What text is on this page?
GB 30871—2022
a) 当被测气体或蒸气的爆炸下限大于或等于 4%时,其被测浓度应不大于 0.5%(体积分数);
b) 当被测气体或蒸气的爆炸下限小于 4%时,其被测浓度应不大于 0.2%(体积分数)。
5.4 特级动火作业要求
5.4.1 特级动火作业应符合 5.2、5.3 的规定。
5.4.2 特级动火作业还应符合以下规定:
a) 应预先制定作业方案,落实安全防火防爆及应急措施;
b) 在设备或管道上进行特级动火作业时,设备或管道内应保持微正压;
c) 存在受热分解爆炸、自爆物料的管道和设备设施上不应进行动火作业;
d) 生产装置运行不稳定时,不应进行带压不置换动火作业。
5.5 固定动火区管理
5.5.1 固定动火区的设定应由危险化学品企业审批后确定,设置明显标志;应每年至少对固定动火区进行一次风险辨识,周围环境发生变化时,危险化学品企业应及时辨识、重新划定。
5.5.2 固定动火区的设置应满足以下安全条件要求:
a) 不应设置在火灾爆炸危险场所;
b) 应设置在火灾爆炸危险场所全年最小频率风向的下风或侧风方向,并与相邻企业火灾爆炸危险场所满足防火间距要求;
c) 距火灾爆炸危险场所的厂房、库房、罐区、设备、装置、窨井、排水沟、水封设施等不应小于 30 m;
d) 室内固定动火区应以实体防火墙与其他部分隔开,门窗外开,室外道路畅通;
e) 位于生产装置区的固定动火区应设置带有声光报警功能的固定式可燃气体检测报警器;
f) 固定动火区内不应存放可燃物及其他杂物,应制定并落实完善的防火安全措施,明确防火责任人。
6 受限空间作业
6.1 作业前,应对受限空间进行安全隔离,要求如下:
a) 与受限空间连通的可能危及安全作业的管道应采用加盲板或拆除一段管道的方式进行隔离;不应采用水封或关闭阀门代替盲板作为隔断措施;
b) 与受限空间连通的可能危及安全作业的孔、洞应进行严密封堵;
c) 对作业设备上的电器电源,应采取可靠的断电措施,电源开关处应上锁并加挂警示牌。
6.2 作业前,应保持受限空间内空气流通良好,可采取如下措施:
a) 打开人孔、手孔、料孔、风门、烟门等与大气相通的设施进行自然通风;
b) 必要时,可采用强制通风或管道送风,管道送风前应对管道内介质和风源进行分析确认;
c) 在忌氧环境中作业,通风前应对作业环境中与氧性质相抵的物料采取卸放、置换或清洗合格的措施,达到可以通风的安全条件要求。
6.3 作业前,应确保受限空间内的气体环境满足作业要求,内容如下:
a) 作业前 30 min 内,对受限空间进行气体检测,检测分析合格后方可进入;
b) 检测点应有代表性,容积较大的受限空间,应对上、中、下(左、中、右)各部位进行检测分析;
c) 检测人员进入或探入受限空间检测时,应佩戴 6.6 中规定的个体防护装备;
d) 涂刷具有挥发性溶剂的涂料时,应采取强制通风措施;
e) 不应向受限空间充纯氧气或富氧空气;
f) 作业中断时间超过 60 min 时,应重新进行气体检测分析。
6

Given instruction: Going through the records above, state how many lines carry "其被测浓度应不大于", with no other text.

Solution to this exercise: 2